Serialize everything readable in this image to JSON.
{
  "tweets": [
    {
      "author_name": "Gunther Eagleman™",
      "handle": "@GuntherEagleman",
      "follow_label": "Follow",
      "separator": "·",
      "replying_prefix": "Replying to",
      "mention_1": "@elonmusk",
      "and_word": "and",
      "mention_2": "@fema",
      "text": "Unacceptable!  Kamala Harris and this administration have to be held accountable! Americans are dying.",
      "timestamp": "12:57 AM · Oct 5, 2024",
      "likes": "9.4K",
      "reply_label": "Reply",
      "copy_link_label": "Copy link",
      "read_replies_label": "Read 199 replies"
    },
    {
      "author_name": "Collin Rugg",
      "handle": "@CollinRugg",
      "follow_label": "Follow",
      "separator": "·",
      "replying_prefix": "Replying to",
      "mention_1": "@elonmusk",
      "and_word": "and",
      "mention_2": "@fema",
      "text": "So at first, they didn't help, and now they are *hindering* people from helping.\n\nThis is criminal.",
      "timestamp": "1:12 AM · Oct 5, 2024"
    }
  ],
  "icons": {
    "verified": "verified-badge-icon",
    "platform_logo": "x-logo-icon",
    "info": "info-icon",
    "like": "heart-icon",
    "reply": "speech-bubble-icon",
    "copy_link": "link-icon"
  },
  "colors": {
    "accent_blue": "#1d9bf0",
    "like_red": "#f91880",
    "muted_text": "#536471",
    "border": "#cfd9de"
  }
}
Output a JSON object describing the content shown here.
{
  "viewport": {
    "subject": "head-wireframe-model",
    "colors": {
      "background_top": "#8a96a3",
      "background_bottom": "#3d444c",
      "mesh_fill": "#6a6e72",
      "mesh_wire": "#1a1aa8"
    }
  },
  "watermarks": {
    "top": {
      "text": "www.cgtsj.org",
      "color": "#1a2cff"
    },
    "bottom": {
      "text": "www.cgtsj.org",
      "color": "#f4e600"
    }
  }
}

....

_PROBLEM DESCRIPTION:_
Locate "Output a JSON" in the material, then quote the line that contains it and all lines after it through the final one.

_FULL OUTPUT:_
Output a JSON object describing the content shown here.
{
  "viewport": {
    "subject": "head-wireframe-model",
    "colors": {
      "background_top": "#8a96a3",
      "background_bottom": "#3d444c",
      "mesh_fill": "#6a6e72",
      "mesh_wire": "#1a1aa8"
    }
  },
  "watermarks": {
    "top": {
      "text": "www.cgtsj.org",
      "color": "#1a2cff"
    },
    "bottom": {
      "text": "www.cgtsj.org",
      "color": "#f4e600"
    }
  }
}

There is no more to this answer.